------ Trecho do documento

Renovação que aconteceu, mas não da forma nem na velocidade como Olivier
julgava.
Com refinada ironia o autor apresenta o perfil da
sociedade maranhense dos anos iniciais da República fazendo uso de
registros próximos do jornalístico. A relação entre o campo literário e o
político permite ao autor fazer o retrato de uma cidade onde os
letrados, principalmente os que eram negros, não tinham importância
devido à sua condição. Para alguns críticos, Vencidos e degenerados se
assemelha ao O Mulato, de Aluísio Azevedo, mas é preciso ressaltar as
diferenças presentes em ambas as obras, a começar pela forma como se
posicionam frente às desigualdades raciais. Pode-se dizer também que tal
comparação ocorre devido ao fato de Moraes, em sua obra, abordar uma
realidade social, descrever os seus personagens de forma minuciosa,
tanto física quanto psicologicamente, discutindo questões que certamente
eram polêmicas para a época.

------------

Instrução escrita 1:
Responda às perguntas sobre o trecho sobre Vencidos e degenerados:
(a) De que período é a sociedade maranhense cujo perfil o autor apresenta?
(b) A que obra alguns críticos consideram que Vencidos e degenerados se assemelha?
(c) Na cidade retratada, quais letrados, principalmente, não tinham importância?
Instrução escrita 2: Como prosseguiria o trecho sobre Vencidos e degenerados? Escreva a sua continuação a partir da última frase apresentada.
Estas linhas não têm nenhuma relação com o trecho sobre Vencidos e degenerados.

------ Linhas de registro

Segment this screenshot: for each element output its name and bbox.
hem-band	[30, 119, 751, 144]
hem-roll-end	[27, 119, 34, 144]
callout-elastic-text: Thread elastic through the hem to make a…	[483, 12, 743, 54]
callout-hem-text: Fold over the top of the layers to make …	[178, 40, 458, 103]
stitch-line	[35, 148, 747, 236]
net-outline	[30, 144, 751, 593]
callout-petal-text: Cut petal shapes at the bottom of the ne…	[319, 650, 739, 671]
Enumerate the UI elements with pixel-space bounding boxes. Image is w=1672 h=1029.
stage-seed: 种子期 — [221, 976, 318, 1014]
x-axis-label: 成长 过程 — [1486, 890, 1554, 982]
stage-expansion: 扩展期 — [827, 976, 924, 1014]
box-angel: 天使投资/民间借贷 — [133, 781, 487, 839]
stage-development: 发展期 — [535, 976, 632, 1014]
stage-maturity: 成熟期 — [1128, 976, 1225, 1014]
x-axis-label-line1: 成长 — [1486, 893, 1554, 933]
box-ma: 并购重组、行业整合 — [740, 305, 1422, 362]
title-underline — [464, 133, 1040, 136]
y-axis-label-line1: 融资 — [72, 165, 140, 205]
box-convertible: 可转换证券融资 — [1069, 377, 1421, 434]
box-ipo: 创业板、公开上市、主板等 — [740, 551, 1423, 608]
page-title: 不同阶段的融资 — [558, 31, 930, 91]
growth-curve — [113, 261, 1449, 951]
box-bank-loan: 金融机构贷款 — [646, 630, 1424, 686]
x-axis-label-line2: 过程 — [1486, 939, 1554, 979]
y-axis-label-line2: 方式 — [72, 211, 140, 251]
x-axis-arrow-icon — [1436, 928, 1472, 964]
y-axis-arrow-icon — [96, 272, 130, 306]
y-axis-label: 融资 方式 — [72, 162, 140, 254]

------------

Resposta escrita 1:
(a) Dos anos iniciais da República.
(b) A O Mulato, de Aluísio Azevedo.
(c) Os que eram negros, devido à sua condição.

Resposta escrita 2:
Afinal, quem seriam os vencidos e os degenerados do
Maranhão? A respeito do negro na literatura brasileira, sabemos que sua
representação, via de regra, o reduz a ser permanentemente subalterno.
Todavia, Nascimento Moraes soube muito bem como romper com esta prática
secular ao construir uma obra típica de quem pensava à frente de seu
tempo. Suas indagações permanecem vivas se inquietam a todos os que
procuram as razões e os sentidos das desigualdades contemporâneas.
Referência
MORAES, Nascimento. Vencidos e degenerados. 4. ed. São Luís: Centro Cultural Nascimento Moraes, 2000.
* Rafaela Pereira é graduanda da Faculdade de Letras da UFMG.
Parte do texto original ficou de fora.